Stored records
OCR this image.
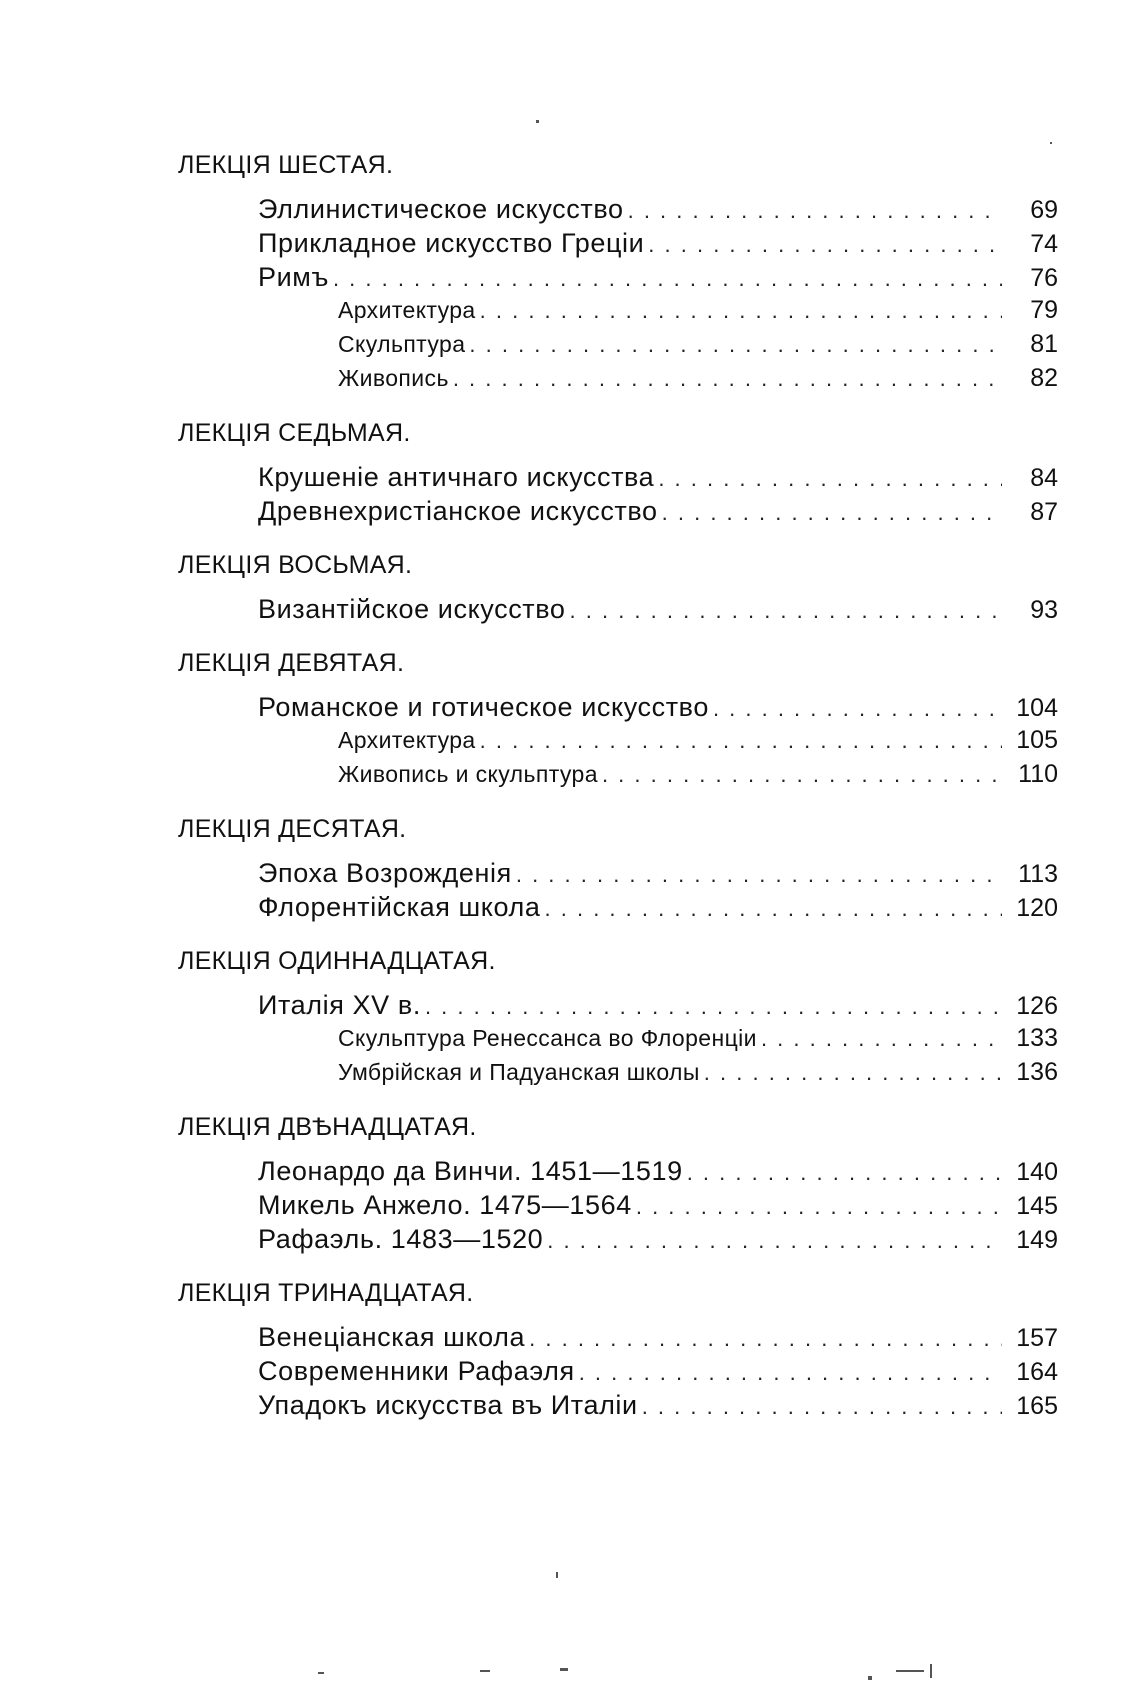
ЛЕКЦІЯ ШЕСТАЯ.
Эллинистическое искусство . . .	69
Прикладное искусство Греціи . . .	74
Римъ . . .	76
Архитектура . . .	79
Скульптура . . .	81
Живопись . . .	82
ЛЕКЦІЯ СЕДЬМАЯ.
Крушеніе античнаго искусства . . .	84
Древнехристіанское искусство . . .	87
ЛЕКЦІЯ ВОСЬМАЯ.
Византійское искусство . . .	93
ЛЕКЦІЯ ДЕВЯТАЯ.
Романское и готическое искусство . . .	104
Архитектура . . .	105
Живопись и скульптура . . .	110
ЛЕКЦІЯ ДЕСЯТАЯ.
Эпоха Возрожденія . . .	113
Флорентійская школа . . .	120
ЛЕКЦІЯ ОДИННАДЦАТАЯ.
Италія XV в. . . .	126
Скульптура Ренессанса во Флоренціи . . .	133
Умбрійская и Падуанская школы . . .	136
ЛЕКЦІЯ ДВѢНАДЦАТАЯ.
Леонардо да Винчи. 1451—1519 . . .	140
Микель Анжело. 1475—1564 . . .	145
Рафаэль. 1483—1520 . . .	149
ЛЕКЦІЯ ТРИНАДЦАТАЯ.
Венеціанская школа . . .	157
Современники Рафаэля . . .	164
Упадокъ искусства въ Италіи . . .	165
...
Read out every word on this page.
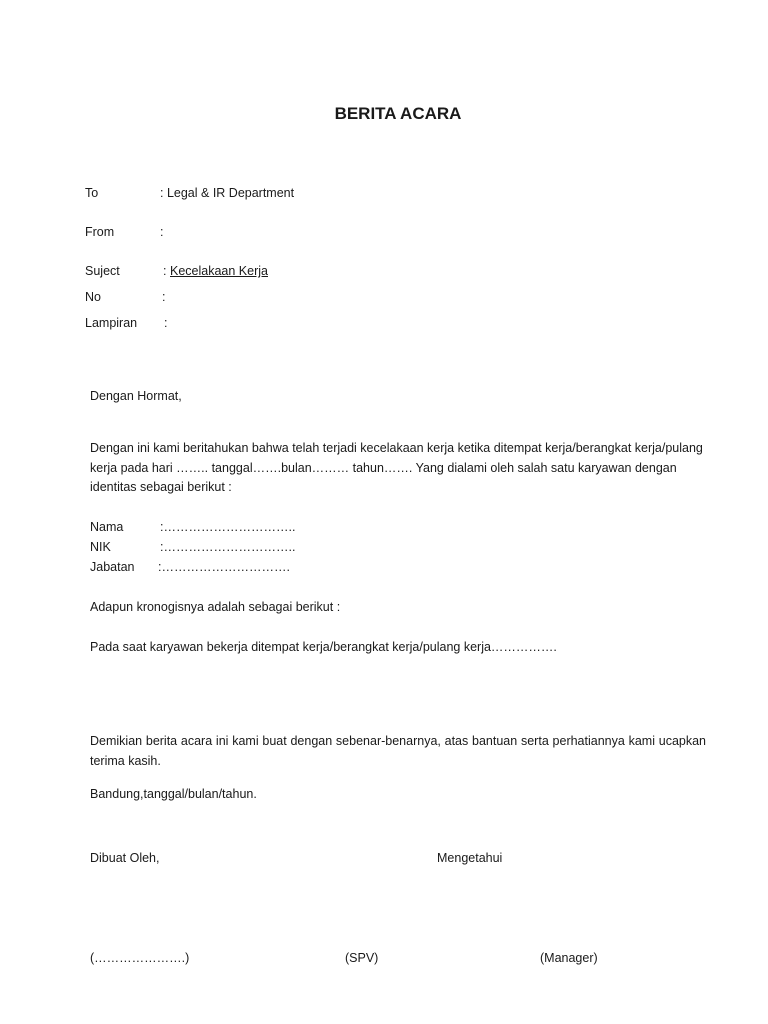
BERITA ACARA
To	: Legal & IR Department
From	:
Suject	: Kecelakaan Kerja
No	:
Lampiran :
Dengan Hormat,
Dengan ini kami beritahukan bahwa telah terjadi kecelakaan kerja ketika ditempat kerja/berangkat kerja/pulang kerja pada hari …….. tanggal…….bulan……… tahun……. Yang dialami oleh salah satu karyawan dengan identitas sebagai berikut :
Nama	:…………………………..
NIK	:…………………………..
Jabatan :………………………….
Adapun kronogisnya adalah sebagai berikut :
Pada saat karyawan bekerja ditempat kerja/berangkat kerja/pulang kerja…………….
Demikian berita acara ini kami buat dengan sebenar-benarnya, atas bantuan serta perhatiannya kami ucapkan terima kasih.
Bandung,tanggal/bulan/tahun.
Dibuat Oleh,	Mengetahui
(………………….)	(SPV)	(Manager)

- _Brief_:
For the entries above, count the lines that contain the string "ЛЕКЦІЯ", and state that number without further comment.

- _Full solution_:
8